Work required
Copy out lines with the word "your" from the material that follows.

Input for this task
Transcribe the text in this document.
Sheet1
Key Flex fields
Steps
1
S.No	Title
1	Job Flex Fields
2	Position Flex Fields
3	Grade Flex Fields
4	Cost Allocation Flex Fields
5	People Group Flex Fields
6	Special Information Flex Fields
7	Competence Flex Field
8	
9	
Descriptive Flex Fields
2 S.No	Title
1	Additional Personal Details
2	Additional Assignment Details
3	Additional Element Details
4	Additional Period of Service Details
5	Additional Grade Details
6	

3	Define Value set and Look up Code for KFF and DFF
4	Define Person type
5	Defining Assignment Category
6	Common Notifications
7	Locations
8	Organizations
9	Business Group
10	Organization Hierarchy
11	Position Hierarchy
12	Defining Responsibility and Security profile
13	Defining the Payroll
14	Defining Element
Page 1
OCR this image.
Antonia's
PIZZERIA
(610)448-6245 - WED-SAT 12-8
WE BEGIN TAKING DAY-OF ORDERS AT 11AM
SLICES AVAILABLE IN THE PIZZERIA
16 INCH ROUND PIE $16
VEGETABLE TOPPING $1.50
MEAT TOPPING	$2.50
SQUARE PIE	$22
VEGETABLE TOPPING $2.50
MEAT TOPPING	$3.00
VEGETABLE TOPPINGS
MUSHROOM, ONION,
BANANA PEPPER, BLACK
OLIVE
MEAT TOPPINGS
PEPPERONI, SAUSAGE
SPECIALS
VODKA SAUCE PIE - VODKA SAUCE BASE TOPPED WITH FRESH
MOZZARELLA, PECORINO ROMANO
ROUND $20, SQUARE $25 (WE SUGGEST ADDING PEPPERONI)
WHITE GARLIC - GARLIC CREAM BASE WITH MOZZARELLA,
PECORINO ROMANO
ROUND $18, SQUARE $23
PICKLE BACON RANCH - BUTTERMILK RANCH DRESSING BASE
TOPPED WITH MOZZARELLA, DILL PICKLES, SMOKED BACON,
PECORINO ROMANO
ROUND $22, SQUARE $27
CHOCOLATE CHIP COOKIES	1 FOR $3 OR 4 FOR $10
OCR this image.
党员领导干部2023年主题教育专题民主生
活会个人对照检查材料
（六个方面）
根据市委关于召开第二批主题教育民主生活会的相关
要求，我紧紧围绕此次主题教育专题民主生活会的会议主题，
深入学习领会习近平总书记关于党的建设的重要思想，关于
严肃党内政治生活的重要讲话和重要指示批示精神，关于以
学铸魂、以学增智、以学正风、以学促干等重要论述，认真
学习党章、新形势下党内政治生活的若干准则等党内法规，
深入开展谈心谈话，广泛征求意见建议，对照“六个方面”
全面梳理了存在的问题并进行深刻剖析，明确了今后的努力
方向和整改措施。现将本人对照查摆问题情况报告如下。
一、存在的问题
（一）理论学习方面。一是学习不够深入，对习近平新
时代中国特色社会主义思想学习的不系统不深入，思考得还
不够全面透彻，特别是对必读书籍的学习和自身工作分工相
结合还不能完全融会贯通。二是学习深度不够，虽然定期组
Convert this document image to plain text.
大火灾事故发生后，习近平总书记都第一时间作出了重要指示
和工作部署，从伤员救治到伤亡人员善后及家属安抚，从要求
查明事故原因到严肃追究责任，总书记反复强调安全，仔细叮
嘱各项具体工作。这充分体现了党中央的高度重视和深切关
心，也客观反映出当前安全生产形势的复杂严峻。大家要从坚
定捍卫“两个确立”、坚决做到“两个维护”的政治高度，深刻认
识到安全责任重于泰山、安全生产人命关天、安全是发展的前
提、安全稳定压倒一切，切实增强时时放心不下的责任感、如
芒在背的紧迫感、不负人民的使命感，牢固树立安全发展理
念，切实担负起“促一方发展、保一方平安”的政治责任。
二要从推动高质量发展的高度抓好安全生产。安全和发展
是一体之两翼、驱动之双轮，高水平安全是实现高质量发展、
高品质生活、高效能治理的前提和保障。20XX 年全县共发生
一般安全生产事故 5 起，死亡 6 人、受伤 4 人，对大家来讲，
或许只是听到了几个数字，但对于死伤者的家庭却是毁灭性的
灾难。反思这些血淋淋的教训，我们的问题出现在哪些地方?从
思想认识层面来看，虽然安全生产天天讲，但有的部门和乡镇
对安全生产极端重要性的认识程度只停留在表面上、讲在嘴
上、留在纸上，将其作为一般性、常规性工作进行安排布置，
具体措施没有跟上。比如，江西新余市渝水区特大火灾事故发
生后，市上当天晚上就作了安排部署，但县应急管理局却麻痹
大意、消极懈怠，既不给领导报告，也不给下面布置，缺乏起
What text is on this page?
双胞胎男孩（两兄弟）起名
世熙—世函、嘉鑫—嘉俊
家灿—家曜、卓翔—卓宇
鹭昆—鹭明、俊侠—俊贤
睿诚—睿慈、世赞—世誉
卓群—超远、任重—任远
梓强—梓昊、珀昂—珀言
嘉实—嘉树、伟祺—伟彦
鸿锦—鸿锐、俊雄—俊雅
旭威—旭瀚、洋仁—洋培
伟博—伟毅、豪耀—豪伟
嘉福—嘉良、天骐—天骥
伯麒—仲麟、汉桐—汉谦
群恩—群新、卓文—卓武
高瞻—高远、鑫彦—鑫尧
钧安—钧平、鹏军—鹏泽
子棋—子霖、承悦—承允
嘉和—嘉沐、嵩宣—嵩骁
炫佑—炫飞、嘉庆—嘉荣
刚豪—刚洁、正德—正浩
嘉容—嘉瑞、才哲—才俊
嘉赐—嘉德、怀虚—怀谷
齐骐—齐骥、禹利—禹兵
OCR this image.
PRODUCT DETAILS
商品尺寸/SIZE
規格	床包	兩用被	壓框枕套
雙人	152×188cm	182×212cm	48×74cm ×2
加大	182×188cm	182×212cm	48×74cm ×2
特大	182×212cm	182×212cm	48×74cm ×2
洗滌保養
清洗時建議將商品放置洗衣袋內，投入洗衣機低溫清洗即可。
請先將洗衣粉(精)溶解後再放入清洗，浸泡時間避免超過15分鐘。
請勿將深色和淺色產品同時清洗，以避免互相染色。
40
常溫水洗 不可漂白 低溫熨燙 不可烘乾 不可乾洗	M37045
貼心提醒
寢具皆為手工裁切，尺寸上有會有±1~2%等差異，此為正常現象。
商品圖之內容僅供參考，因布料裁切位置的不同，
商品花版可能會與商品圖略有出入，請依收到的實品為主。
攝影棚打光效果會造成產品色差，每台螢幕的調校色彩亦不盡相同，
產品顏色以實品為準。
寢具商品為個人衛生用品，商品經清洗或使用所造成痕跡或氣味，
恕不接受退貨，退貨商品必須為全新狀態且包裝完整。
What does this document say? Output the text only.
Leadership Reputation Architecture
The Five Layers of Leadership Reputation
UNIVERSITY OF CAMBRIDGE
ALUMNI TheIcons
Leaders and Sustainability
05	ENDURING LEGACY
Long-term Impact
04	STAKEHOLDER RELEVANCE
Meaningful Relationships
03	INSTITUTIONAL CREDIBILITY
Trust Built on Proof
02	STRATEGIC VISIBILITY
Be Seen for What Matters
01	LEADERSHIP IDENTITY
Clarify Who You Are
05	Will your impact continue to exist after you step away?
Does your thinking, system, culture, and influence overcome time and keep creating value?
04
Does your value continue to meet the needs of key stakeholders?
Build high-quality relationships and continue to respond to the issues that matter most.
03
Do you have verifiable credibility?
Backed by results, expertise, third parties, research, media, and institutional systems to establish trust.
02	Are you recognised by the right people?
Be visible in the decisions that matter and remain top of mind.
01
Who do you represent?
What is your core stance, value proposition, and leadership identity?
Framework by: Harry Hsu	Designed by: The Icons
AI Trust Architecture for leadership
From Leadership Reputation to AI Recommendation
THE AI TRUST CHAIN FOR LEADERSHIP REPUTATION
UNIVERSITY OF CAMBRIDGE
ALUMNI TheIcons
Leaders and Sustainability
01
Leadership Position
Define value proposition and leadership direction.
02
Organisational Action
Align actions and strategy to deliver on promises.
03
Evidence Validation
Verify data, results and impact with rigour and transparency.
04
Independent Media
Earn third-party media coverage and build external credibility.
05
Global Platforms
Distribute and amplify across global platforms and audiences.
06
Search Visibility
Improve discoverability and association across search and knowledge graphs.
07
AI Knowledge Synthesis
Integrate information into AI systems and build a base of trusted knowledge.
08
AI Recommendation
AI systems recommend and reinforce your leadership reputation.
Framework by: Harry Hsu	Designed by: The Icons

Correct answer
05	Will your impact continue to exist after you step away?
Does your thinking, system, culture, and influence overcome time and keep creating value?
Does your value continue to meet the needs of key stakeholders?
What is your core stance, value proposition, and leadership identity?
AI systems recommend and reinforce your leadership reputation.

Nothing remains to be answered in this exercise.